Make an exact copy of the records, with the pictures left out.

#####

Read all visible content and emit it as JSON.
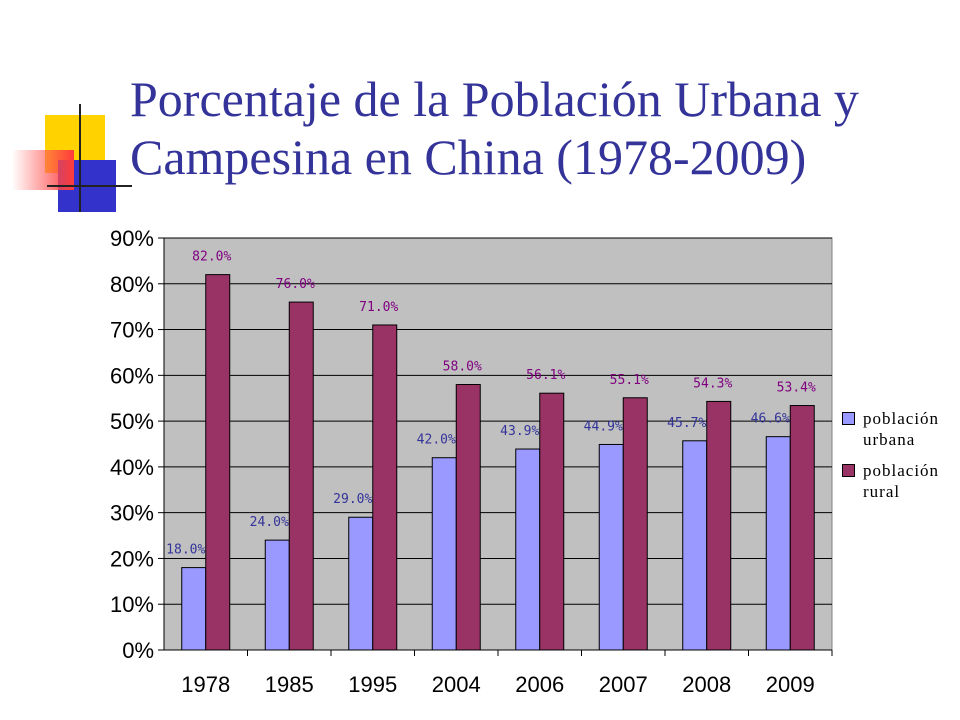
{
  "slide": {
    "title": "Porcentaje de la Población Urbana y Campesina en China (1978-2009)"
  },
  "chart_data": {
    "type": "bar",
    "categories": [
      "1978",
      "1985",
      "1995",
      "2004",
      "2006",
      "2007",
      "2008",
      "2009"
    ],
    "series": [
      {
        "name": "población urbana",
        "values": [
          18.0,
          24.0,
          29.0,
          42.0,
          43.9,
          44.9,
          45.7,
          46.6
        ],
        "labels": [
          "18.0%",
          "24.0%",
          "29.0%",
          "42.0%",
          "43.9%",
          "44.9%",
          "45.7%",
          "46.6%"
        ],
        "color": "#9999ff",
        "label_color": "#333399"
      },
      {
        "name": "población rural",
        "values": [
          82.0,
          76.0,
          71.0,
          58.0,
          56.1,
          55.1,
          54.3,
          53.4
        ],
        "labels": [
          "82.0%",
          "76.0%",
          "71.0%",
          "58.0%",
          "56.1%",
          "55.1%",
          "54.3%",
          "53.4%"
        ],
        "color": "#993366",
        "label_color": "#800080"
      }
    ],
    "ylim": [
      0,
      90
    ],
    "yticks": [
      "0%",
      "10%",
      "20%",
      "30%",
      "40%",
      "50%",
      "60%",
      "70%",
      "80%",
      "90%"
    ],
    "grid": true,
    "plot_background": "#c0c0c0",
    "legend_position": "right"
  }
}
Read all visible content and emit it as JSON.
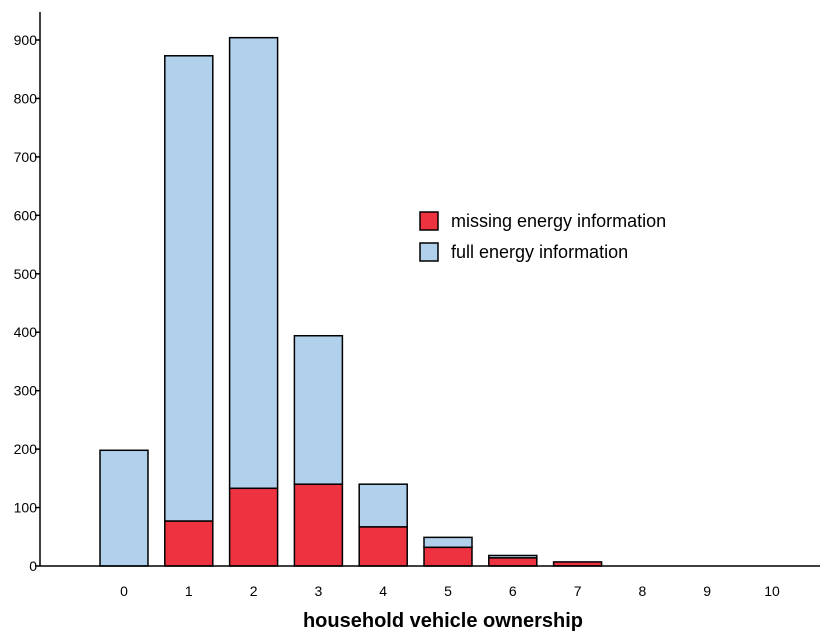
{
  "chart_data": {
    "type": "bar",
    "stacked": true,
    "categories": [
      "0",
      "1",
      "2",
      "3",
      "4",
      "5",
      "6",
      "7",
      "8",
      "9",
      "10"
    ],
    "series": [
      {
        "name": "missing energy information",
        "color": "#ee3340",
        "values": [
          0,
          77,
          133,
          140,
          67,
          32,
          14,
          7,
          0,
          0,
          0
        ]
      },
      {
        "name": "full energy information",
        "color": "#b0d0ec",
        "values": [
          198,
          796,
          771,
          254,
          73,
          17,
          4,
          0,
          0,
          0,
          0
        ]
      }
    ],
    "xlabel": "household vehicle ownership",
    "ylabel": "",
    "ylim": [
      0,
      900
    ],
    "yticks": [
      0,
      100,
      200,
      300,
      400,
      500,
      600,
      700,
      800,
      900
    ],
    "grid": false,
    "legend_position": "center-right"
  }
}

#####

--- FINISHED TASK ---
Read all visible content and emit it as JSON.
{
  "slide": {
    "title": "Porcentaje de la Población Urbana y Campesina en China (1978-2009)"
  },
  "chart_data": {
    "type": "bar",
    "categories": [
      "1978",
      "1985",
      "1995",
      "2004",
      "2006",
      "2007",
      "2008",
      "2009"
    ],
    "series": [
      {
        "name": "población urbana",
        "values": [
          18.0,
          24.0,
          29.0,
          42.0,
          43.9,
          44.9,
          45.7,
          46.6
        ],
        "labels": [
          "18.0%",
          "24.0%",
          "29.0%",
          "42.0%",
          "43.9%",
          "44.9%",
          "45.7%",
          "46.6%"
        ],
        "color": "#9999ff",
        "label_color": "#333399"
      },
      {
        "name": "población rural",
        "values": [
          82.0,
          76.0,
          71.0,
          58.0,
          56.1,
          55.1,
          54.3,
          53.4
        ],
        "labels": [
          "82.0%",
          "76.0%",
          "71.0%",
          "58.0%",
          "56.1%",
          "55.1%",
          "54.3%",
          "53.4%"
        ],
        "color": "#993366",
        "label_color": "#800080"
      }
    ],
    "ylim": [
      0,
      90
    ],
    "yticks": [
      "0%",
      "10%",
      "20%",
      "30%",
      "40%",
      "50%",
      "60%",
      "70%",
      "80%",
      "90%"
    ],
    "grid": true,
    "plot_background": "#c0c0c0",
    "legend_position": "right"
  }
}
Read all visible content and emit it as JSON.
{
  "chart_data": {
    "type": "bar",
    "stacked": true,
    "categories": [
      "0",
      "1",
      "2",
      "3",
      "4",
      "5",
      "6",
      "7",
      "8",
      "9",
      "10"
    ],
    "series": [
      {
        "name": "missing energy information",
        "color": "#ee3340",
        "values": [
          0,
          77,
          133,
          140,
          67,
          32,
          14,
          7,
          0,
          0,
          0
        ]
      },
      {
        "name": "full energy information",
        "color": "#b0d0ec",
        "values": [
          198,
          796,
          771,
          254,
          73,
          17,
          4,
          0,
          0,
          0,
          0
        ]
      }
    ],
    "xlabel": "household vehicle ownership",
    "ylabel": "",
    "ylim": [
      0,
      900
    ],
    "yticks": [
      0,
      100,
      200,
      300,
      400,
      500,
      600,
      700,
      800,
      900
    ],
    "grid": false,
    "legend_position": "center-right"
  }
}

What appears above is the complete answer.